→ **Data records**:
============
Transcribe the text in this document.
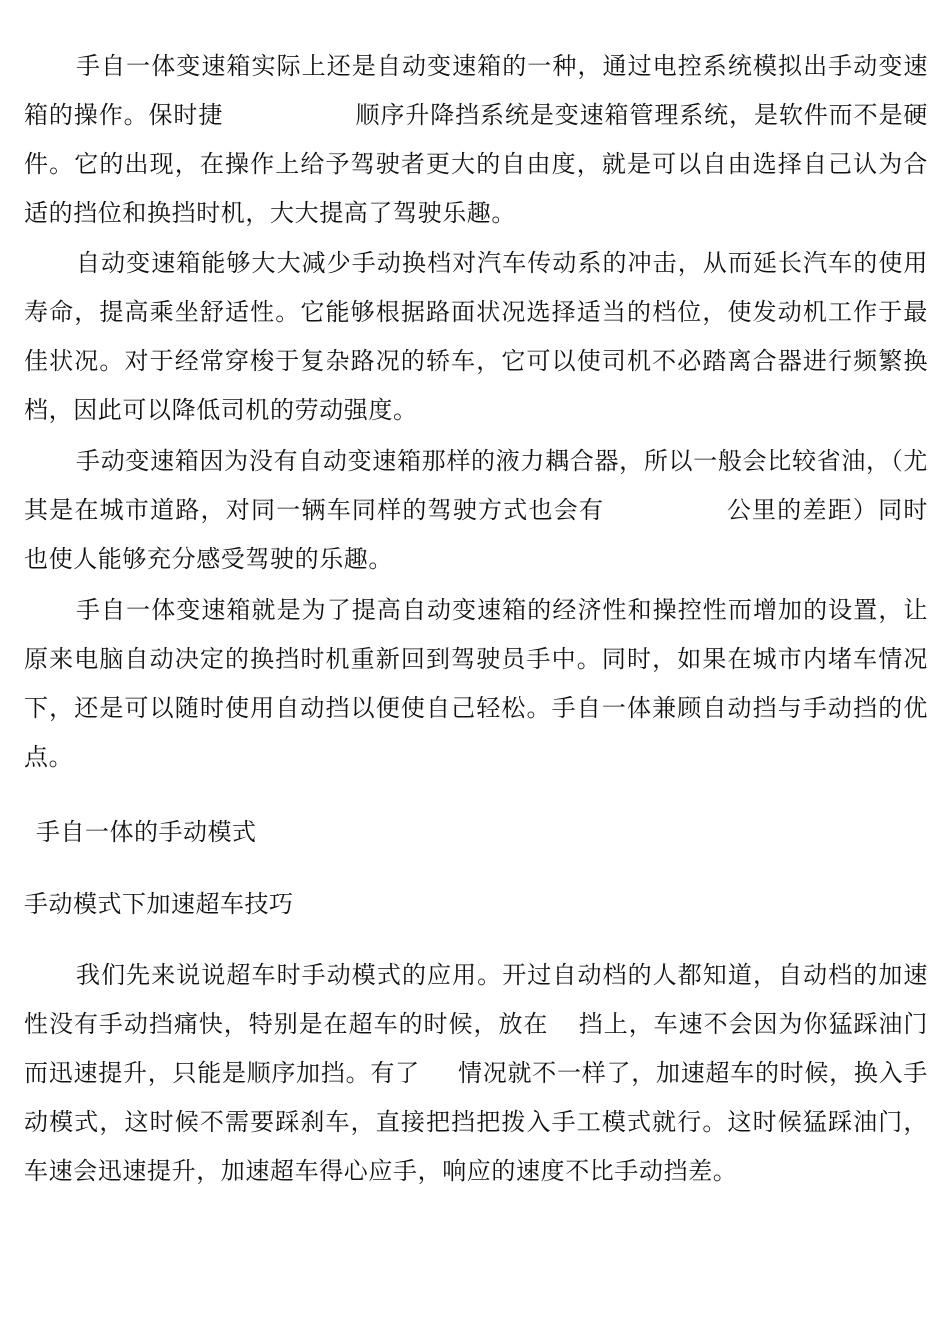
手自一体变速箱实际上还是自动变速箱的一种，通过电控系统模拟出手动变速箱的操作。保时捷	顺序升降挡系统是变速箱管理系统，是软件而不是硬件。它的出现，在操作上给予驾驶者更大的自由度，就是可以自由选择自己认为合适的挡位和换挡时机，大大提高了驾驶乐趣。

自动变速箱能够大大减少手动换档对汽车传动系的冲击，从而延长汽车的使用寿命，提高乘坐舒适性。它能够根据路面状况选择适当的档位，使发动机工作于最佳状况。对于经常穿梭于复杂路况的轿车，它可以使司机不必踏离合器进行频繁换档，因此可以降低司机的劳动强度。

手动变速箱因为没有自动变速箱那样的液力耦合器，所以一般会比较省油，（尤其是在城市道路，对同一辆车同样的驾驶方式也会有	公里的差距）同时也使人能够充分感受驾驶的乐趣。

手自一体变速箱就是为了提高自动变速箱的经济性和操控性而增加的设置，让原来电脑自动决定的换挡时机重新回到驾驶员手中。同时，如果在城市内堵车情况下，还是可以随时使用自动挡以便使自己轻松。手自一体兼顾自动挡与手动挡的优点。

手自一体的手动模式
手动模式下加速超车技巧

我们先来说说超车时手动模式的应用。开过自动档的人都知道，自动档的加速性没有手动挡痛快，特别是在超车的时候，放在 挡上，车速不会因为你猛踩油门而迅速提升，只能是顺序加挡。有了 情况就不一样了，加速超车的时候，换入手动模式，这时候不需要踩刹车，直接把挡把拨入手工模式就行。这时候猛踩油门，车速会迅速提升，加速超车得心应手，响应的速度不比手动挡差。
============
→ **INSTRUCTIONS TO FOLLOW**: Transcribe the records above exactly, omitting every picture they contain.

→ **RESULT FOR THIS EXERCISE**:
Transcribe the text in this document.
手自一体变速箱实际上还是自动变速箱的一种，通过电控系统模拟出手动变速箱的操作。保时捷	顺序升降挡系统是变速箱管理系统，是软件而不是硬件。它的出现，在操作上给予驾驶者更大的自由度，就是可以自由选择自己认为合适的挡位和换挡时机，大大提高了驾驶乐趣。

自动变速箱能够大大减少手动换档对汽车传动系的冲击，从而延长汽车的使用寿命，提高乘坐舒适性。它能够根据路面状况选择适当的档位，使发动机工作于最佳状况。对于经常穿梭于复杂路况的轿车，它可以使司机不必踏离合器进行频繁换档，因此可以降低司机的劳动强度。

手动变速箱因为没有自动变速箱那样的液力耦合器，所以一般会比较省油，（尤其是在城市道路，对同一辆车同样的驾驶方式也会有	公里的差距）同时也使人能够充分感受驾驶的乐趣。

手自一体变速箱就是为了提高自动变速箱的经济性和操控性而增加的设置，让原来电脑自动决定的换挡时机重新回到驾驶员手中。同时，如果在城市内堵车情况下，还是可以随时使用自动挡以便使自己轻松。手自一体兼顾自动挡与手动挡的优点。

手自一体的手动模式
手动模式下加速超车技巧

我们先来说说超车时手动模式的应用。开过自动档的人都知道，自动档的加速性没有手动挡痛快，特别是在超车的时候，放在 挡上，车速不会因为你猛踩油门而迅速提升，只能是顺序加挡。有了 情况就不一样了，加速超车的时候，换入手动模式，这时候不需要踩刹车，直接把挡把拨入手工模式就行。这时候猛踩油门，车速会迅速提升，加速超车得心应手，响应的速度不比手动挡差。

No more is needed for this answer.